▶ _Problem description_
Locate the string "Apply" in the listing below. Copy every line where it is found.

▶ _Data to process_

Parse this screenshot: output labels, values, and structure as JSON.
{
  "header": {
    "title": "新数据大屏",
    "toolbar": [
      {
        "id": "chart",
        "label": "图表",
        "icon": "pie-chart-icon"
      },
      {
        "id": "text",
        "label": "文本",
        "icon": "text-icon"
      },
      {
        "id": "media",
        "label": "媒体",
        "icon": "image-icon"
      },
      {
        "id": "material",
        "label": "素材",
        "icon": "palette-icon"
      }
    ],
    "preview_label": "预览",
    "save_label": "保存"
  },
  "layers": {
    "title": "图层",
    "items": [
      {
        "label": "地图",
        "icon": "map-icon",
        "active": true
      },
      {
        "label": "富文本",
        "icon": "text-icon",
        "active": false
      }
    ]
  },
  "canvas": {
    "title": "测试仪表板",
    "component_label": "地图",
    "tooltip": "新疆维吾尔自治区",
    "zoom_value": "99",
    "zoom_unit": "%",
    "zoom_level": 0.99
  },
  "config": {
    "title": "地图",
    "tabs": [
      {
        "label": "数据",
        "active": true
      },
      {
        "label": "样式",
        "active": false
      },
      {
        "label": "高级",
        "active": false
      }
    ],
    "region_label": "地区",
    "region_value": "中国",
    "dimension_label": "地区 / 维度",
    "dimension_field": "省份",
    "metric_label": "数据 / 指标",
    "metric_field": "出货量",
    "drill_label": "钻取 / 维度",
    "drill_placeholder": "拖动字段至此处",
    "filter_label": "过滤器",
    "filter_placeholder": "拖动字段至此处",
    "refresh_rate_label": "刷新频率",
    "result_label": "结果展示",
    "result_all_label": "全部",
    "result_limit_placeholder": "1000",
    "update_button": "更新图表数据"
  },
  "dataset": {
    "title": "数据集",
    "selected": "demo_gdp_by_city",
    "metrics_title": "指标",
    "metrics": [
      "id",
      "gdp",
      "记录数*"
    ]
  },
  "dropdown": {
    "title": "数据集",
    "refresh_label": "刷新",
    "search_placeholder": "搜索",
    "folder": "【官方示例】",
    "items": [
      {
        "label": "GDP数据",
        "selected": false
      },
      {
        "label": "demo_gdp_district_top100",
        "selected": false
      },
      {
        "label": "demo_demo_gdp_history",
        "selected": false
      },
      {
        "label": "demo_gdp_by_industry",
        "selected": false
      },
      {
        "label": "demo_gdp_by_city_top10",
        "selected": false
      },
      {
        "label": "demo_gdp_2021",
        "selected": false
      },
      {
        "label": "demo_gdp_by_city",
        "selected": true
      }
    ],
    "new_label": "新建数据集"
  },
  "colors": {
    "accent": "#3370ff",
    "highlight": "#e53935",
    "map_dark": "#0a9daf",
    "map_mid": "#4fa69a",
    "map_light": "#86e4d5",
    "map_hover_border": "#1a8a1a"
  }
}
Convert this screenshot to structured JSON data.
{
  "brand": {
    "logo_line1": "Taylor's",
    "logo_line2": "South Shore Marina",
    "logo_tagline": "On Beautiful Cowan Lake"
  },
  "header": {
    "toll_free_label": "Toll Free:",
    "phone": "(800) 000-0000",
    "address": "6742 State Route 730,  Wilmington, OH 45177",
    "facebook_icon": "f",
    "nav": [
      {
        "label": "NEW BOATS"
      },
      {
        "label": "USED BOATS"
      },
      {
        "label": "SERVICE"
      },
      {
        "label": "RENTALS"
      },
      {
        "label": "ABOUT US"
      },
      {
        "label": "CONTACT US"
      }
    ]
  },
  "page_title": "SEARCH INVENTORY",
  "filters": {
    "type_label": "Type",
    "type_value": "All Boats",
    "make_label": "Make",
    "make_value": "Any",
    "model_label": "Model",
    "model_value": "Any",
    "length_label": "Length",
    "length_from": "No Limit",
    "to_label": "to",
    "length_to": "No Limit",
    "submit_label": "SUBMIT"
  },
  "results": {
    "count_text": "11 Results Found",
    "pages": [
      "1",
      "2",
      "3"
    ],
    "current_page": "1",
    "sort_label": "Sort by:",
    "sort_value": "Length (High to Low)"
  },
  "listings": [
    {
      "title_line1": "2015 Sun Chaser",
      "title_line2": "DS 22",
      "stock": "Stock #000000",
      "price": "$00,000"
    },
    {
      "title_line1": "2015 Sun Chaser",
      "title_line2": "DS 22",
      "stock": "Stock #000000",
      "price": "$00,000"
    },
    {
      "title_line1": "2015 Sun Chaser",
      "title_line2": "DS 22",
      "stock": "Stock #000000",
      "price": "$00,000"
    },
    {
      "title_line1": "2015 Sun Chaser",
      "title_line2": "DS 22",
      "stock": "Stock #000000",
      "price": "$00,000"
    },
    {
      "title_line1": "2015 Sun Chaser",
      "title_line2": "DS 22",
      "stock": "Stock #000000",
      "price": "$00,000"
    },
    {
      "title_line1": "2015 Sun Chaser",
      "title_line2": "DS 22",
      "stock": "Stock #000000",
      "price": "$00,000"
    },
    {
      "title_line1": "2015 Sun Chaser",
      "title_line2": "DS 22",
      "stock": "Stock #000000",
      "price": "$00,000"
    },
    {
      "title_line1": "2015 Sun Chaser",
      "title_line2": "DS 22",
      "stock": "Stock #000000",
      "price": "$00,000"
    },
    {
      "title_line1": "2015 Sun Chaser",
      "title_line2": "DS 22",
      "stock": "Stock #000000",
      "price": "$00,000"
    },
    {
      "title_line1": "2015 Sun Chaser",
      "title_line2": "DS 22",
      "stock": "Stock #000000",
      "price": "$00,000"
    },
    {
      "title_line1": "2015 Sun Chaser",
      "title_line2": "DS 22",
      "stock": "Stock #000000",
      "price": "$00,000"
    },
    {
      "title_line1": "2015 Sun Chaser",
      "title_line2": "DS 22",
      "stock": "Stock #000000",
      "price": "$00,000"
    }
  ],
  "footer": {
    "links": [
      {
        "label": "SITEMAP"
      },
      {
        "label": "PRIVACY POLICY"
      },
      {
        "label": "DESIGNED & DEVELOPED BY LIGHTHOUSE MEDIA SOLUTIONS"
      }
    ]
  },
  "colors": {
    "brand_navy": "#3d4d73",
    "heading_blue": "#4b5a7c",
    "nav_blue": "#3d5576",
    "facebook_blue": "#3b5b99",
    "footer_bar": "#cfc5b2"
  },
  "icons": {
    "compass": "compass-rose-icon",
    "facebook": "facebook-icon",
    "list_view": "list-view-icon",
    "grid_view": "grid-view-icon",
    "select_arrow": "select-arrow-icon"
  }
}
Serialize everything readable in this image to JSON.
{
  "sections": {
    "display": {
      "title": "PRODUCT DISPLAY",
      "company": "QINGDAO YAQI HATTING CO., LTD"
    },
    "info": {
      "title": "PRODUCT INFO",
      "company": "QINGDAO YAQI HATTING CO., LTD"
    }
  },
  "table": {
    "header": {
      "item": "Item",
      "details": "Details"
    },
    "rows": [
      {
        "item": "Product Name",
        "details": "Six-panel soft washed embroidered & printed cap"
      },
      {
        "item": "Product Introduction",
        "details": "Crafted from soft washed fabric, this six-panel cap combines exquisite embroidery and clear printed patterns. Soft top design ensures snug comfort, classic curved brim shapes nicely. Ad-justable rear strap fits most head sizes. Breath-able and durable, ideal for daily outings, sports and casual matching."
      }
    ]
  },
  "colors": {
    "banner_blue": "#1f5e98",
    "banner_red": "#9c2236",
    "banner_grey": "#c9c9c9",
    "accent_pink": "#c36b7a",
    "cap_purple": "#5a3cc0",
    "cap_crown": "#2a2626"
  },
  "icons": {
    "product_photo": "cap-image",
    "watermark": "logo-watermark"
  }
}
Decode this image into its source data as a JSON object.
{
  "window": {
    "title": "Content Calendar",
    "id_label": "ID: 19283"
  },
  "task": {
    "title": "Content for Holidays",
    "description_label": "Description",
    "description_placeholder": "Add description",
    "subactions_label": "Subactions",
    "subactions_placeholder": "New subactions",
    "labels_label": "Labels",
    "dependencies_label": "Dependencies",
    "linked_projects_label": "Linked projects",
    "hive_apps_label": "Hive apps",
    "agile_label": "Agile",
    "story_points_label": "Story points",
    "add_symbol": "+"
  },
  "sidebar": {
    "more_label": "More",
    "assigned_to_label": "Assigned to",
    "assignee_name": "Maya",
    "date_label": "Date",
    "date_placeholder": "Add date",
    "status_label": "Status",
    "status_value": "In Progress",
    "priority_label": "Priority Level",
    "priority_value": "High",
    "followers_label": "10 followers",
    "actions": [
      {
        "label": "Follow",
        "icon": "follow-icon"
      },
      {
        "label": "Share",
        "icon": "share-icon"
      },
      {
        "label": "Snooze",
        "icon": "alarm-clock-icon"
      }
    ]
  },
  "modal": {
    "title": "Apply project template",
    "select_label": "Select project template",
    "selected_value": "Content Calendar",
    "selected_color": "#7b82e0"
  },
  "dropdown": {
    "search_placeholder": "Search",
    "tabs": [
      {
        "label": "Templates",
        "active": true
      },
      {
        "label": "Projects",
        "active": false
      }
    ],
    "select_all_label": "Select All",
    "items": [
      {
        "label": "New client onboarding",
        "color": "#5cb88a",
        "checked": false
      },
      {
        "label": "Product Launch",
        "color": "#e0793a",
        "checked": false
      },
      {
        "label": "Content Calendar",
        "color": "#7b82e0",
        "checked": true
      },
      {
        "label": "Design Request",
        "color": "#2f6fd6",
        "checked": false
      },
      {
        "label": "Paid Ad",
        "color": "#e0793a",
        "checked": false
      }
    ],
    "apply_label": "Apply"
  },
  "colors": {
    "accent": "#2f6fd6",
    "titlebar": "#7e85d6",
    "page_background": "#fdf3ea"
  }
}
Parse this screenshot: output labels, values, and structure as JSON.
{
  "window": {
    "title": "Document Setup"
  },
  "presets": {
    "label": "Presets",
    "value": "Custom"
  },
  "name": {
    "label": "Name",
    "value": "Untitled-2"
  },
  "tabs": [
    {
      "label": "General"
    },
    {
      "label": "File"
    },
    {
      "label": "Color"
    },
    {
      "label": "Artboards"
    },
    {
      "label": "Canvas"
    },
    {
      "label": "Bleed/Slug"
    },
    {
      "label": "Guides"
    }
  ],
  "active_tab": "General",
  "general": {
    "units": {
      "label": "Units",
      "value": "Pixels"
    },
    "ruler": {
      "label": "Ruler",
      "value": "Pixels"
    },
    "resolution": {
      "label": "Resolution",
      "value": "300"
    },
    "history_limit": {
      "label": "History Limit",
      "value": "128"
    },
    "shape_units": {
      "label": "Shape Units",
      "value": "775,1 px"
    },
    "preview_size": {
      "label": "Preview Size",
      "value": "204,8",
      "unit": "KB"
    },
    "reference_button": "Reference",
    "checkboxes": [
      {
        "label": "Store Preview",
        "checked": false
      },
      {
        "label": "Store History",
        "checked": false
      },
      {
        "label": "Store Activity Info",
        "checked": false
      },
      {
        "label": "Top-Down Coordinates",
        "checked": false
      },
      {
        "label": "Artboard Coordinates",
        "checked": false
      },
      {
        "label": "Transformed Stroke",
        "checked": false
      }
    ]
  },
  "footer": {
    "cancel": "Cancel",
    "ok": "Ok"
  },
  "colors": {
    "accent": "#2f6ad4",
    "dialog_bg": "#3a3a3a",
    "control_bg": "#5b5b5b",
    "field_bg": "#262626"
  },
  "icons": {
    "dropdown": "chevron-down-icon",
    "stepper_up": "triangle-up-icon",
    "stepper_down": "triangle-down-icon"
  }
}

▶ _Task output_
    "title": "Apply project template",
    "apply_label": "Apply"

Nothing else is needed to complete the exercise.